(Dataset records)
══════
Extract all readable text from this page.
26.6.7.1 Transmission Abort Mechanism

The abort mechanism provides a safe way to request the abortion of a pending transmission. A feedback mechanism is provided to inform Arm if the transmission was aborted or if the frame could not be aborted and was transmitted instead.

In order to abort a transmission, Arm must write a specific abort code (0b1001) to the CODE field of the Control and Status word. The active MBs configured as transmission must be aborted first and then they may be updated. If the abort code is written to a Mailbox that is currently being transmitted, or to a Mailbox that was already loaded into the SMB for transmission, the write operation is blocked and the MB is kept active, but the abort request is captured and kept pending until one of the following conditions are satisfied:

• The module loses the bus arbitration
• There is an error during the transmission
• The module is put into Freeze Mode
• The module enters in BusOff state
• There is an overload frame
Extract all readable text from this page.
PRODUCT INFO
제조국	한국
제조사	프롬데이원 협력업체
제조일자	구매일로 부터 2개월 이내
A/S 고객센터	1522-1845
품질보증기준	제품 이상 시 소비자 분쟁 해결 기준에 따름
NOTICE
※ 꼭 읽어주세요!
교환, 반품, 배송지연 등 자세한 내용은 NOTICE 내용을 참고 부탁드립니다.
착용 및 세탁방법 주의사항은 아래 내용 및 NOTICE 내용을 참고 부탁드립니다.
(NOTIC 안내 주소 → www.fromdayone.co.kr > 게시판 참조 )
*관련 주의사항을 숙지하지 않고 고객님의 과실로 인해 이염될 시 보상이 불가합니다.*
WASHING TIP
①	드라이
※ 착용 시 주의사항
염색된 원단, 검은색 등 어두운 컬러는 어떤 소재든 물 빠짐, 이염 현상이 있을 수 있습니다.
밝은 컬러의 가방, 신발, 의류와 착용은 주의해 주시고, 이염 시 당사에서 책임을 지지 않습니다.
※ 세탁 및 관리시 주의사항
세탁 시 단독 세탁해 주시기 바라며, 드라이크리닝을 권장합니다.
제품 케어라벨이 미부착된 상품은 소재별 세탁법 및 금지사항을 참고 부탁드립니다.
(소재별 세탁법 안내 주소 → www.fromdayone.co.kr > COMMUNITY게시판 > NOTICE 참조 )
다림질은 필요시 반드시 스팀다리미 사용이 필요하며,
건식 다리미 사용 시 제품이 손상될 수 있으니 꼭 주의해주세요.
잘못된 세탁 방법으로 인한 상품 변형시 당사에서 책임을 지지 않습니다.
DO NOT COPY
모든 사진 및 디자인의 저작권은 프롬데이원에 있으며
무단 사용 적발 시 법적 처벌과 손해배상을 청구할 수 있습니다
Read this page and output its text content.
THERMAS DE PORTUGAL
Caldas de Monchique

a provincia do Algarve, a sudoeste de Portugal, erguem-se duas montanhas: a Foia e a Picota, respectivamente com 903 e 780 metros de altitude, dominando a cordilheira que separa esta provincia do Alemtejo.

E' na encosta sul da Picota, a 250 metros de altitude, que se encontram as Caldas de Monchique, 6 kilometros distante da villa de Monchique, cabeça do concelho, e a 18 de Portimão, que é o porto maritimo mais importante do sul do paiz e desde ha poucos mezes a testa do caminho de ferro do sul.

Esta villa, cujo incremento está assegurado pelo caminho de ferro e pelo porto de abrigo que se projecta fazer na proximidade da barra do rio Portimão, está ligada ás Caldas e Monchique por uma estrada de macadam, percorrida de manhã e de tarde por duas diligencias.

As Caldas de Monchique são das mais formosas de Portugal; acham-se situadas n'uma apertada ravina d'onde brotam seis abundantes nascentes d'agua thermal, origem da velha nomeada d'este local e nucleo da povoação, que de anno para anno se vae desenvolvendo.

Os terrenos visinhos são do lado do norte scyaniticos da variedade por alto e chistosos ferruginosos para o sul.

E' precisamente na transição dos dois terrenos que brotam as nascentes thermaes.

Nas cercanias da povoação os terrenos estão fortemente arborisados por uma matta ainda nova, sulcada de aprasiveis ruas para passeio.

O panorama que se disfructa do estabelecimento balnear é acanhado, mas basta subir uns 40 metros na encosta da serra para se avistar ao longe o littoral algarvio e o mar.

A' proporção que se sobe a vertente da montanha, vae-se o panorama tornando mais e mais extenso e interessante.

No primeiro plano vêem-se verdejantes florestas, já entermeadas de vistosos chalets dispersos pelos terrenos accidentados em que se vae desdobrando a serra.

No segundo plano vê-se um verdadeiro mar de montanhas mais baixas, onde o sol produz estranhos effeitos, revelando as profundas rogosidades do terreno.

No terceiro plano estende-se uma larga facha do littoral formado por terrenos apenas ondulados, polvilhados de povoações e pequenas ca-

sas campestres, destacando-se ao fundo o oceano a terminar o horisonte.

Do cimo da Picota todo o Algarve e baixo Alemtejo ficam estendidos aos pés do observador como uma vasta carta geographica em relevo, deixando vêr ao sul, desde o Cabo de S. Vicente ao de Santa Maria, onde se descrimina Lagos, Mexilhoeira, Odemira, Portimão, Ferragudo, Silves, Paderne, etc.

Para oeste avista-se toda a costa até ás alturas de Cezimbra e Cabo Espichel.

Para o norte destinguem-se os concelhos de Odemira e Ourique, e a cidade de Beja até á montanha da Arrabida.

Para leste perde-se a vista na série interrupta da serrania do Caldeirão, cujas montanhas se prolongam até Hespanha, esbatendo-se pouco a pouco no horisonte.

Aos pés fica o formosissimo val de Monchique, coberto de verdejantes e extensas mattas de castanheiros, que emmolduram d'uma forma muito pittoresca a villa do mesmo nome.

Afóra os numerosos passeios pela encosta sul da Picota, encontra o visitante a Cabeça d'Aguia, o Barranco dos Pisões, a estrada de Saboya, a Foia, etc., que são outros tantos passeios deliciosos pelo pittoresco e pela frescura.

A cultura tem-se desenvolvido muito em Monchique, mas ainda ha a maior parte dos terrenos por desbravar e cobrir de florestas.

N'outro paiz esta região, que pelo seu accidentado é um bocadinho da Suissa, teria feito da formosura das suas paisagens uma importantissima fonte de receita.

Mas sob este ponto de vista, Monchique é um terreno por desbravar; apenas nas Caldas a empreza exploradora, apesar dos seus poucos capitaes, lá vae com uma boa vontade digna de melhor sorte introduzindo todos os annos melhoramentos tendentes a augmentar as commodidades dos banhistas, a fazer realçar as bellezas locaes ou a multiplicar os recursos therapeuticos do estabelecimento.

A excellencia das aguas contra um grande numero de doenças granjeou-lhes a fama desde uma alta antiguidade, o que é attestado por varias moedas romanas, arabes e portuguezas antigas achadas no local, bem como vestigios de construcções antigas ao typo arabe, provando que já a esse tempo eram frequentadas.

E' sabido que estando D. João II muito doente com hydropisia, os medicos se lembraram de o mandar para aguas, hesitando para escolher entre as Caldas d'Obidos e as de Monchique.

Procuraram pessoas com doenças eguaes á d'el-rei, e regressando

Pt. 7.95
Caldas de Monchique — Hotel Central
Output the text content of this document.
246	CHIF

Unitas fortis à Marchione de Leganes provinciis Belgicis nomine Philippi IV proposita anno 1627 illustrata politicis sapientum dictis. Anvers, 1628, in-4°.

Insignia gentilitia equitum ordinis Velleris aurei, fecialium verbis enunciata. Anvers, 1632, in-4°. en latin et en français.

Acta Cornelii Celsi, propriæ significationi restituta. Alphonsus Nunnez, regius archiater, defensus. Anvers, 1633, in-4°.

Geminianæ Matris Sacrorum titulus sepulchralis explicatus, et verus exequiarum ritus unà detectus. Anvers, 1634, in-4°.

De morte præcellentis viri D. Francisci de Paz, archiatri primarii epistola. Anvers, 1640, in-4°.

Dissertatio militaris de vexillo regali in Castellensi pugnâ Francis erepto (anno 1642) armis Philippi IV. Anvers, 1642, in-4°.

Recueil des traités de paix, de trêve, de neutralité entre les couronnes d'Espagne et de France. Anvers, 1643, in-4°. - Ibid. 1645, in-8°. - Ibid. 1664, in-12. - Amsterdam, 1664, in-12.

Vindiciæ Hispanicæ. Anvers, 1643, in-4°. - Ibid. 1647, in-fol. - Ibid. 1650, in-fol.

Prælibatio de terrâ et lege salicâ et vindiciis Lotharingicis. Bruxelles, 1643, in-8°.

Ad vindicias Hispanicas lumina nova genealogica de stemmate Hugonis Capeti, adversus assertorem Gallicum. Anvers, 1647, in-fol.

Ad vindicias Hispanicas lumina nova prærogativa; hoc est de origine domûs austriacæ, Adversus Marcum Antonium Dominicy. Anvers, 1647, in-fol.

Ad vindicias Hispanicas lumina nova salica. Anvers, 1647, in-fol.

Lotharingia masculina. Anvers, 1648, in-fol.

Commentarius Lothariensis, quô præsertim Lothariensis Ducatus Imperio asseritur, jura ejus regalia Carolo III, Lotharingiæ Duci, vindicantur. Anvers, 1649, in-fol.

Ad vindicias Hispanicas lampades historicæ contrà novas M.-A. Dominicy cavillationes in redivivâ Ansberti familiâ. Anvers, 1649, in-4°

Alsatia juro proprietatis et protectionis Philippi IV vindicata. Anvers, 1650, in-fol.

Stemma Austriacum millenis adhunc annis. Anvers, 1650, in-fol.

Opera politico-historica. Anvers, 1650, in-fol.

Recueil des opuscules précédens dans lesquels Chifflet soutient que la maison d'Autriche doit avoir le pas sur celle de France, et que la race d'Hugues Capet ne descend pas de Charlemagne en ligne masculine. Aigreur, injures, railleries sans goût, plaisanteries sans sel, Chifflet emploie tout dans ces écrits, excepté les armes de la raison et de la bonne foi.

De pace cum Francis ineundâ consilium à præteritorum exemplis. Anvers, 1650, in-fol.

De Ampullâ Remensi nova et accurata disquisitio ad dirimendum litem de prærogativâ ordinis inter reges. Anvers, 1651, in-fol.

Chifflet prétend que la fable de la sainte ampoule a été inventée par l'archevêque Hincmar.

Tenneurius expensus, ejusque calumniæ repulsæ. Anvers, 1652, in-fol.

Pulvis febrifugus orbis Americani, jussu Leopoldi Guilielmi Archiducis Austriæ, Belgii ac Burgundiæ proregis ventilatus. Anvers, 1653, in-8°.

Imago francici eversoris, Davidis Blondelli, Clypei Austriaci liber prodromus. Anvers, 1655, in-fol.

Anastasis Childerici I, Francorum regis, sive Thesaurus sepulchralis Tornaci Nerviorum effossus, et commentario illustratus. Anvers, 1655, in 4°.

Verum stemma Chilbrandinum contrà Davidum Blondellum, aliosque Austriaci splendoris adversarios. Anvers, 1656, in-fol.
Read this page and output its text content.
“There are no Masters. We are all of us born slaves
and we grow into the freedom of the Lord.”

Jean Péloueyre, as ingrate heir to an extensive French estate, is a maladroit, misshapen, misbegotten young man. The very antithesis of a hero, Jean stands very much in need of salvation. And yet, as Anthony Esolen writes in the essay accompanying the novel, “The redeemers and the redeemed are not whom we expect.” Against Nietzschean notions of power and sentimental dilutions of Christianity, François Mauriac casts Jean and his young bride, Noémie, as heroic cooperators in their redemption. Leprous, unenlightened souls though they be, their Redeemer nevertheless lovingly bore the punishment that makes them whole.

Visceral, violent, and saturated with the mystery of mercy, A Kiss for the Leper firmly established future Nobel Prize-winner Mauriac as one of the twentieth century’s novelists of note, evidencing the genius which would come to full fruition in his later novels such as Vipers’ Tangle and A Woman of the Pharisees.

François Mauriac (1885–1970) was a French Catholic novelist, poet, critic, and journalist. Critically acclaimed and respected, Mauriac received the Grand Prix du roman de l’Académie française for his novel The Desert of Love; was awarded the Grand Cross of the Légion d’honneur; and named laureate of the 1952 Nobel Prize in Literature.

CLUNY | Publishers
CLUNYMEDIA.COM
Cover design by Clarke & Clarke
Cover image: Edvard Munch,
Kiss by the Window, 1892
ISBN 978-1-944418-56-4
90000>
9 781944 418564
══════
=== Problem ===
Find every line above that contains the word "muito", and return each one.

=== Solution for this task ===
Aos pés fica o formosissimo val de Monchique, coberto de verdejantes e extensas mattas de castanheiros, que emmolduram d'uma forma muito pittoresca a villa do mesmo nome.
A cultura tem-se desenvolvido muito em Monchique, mas ainda ha a maior parte dos terrenos por desbravar e cobrir de florestas.
E' sabido que estando D. João II muito doente com hydropisia, os medicos se lembraram de o mandar para aguas, hesitando para escolher entre as Caldas d'Obidos e as de Monchique.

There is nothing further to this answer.